### [GIVEN EXERCISE]
Starting with the line that contains "Give me the", copy each line exactly through the end of the listing, and omit all pictures.

Recorded data
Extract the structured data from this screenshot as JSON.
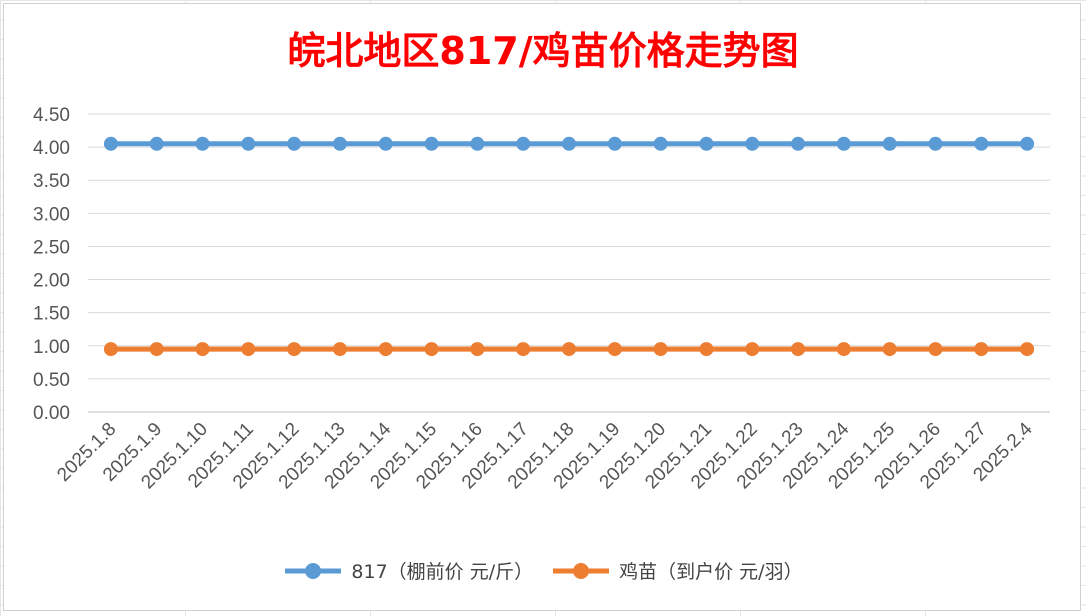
{
  "chart_data": {
    "type": "line",
    "title": "皖北地区817/鸡苗价格走势图",
    "categories": [
      "2025.1.8",
      "2025.1.9",
      "2025.1.10",
      "2025.1.11",
      "2025.1.12",
      "2025.1.13",
      "2025.1.14",
      "2025.1.15",
      "2025.1.16",
      "2025.1.17",
      "2025.1.18",
      "2025.1.19",
      "2025.1.20",
      "2025.1.21",
      "2025.1.22",
      "2025.1.23",
      "2025.1.24",
      "2025.1.25",
      "2025.1.26",
      "2025.1.27",
      "2025.2.4"
    ],
    "y_ticks": [
      "0.00",
      "0.50",
      "1.00",
      "1.50",
      "2.00",
      "2.50",
      "3.00",
      "3.50",
      "4.00",
      "4.50"
    ],
    "ylim": [
      0,
      4.5
    ],
    "grid": true,
    "legend_position": "bottom",
    "series": [
      {
        "name": "817（棚前价 元/斤）",
        "color": "#5b9bd5",
        "values": [
          4.05,
          4.05,
          4.05,
          4.05,
          4.05,
          4.05,
          4.05,
          4.05,
          4.05,
          4.05,
          4.05,
          4.05,
          4.05,
          4.05,
          4.05,
          4.05,
          4.05,
          4.05,
          4.05,
          4.05,
          4.05
        ]
      },
      {
        "name": "鸡苗（到户价 元/羽）",
        "color": "#ed7d31",
        "values": [
          0.95,
          0.95,
          0.95,
          0.95,
          0.95,
          0.95,
          0.95,
          0.95,
          0.95,
          0.95,
          0.95,
          0.95,
          0.95,
          0.95,
          0.95,
          0.95,
          0.95,
          0.95,
          0.95,
          0.95,
          0.95
        ]
      }
    ]
  }
}
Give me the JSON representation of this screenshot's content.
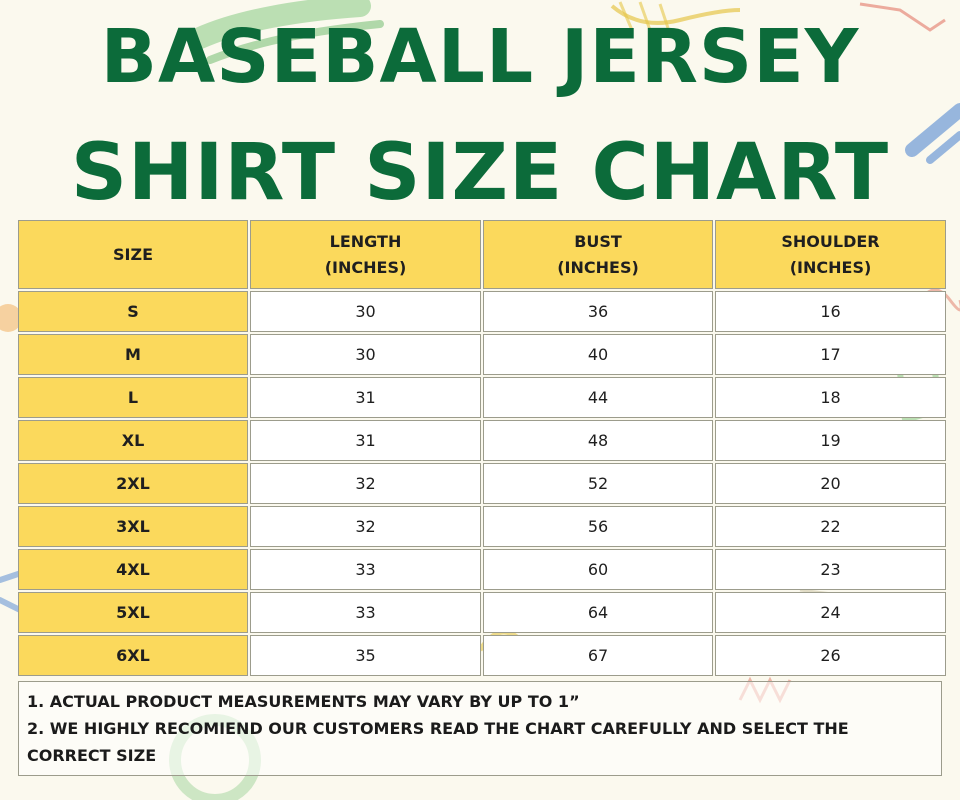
{
  "title_line1": "BASEBALL JERSEY",
  "title_line2": "SHIRT SIZE CHART",
  "headers": [
    {
      "line1": "SIZE",
      "line2": ""
    },
    {
      "line1": "LENGTH",
      "line2": "(INCHES)"
    },
    {
      "line1": "BUST",
      "line2": "(INCHES)"
    },
    {
      "line1": "SHOULDER",
      "line2": "(INCHES)"
    }
  ],
  "rows": [
    {
      "size": "S",
      "length": "30",
      "bust": "36",
      "shoulder": "16"
    },
    {
      "size": "M",
      "length": "30",
      "bust": "40",
      "shoulder": "17"
    },
    {
      "size": "L",
      "length": "31",
      "bust": "44",
      "shoulder": "18"
    },
    {
      "size": "XL",
      "length": "31",
      "bust": "48",
      "shoulder": "19"
    },
    {
      "size": "2XL",
      "length": "32",
      "bust": "52",
      "shoulder": "20"
    },
    {
      "size": "3XL",
      "length": "32",
      "bust": "56",
      "shoulder": "22"
    },
    {
      "size": "4XL",
      "length": "33",
      "bust": "60",
      "shoulder": "23"
    },
    {
      "size": "5XL",
      "length": "33",
      "bust": "64",
      "shoulder": "24"
    },
    {
      "size": "6XL",
      "length": "35",
      "bust": "67",
      "shoulder": "26"
    }
  ],
  "notes": [
    "1. ACTUAL PRODUCT MEASUREMENTS MAY VARY BY UP TO 1”",
    "2. WE HIGHLY RECOMIEND OUR CUSTOMERS READ THE CHART CAREFULLY AND SELECT THE CORRECT SIZE"
  ],
  "colors": {
    "title": "#0c6b3a",
    "header_fill": "#fbd95c",
    "cell_fill": "#ffffff",
    "background": "#fbf9ee"
  }
}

### [PROBLEM SOLUTION]
Give me the JSON representation of this screenshot's content.
{
  "title_line1": "BASEBALL JERSEY",
  "title_line2": "SHIRT SIZE CHART",
  "headers": [
    {
      "line1": "SIZE",
      "line2": ""
    },
    {
      "line1": "LENGTH",
      "line2": "(INCHES)"
    },
    {
      "line1": "BUST",
      "line2": "(INCHES)"
    },
    {
      "line1": "SHOULDER",
      "line2": "(INCHES)"
    }
  ],
  "rows": [
    {
      "size": "S",
      "length": "30",
      "bust": "36",
      "shoulder": "16"
    },
    {
      "size": "M",
      "length": "30",
      "bust": "40",
      "shoulder": "17"
    },
    {
      "size": "L",
      "length": "31",
      "bust": "44",
      "shoulder": "18"
    },
    {
      "size": "XL",
      "length": "31",
      "bust": "48",
      "shoulder": "19"
    },
    {
      "size": "2XL",
      "length": "32",
      "bust": "52",
      "shoulder": "20"
    },
    {
      "size": "3XL",
      "length": "32",
      "bust": "56",
      "shoulder": "22"
    },
    {
      "size": "4XL",
      "length": "33",
      "bust": "60",
      "shoulder": "23"
    },
    {
      "size": "5XL",
      "length": "33",
      "bust": "64",
      "shoulder": "24"
    },
    {
      "size": "6XL",
      "length": "35",
      "bust": "67",
      "shoulder": "26"
    }
  ],
  "notes": [
    "1. ACTUAL PRODUCT MEASUREMENTS MAY VARY BY UP TO 1”",
    "2. WE HIGHLY RECOMIEND OUR CUSTOMERS READ THE CHART CAREFULLY AND SELECT THE CORRECT SIZE"
  ],
  "colors": {
    "title": "#0c6b3a",
    "header_fill": "#fbd95c",
    "cell_fill": "#ffffff",
    "background": "#fbf9ee"
  }
}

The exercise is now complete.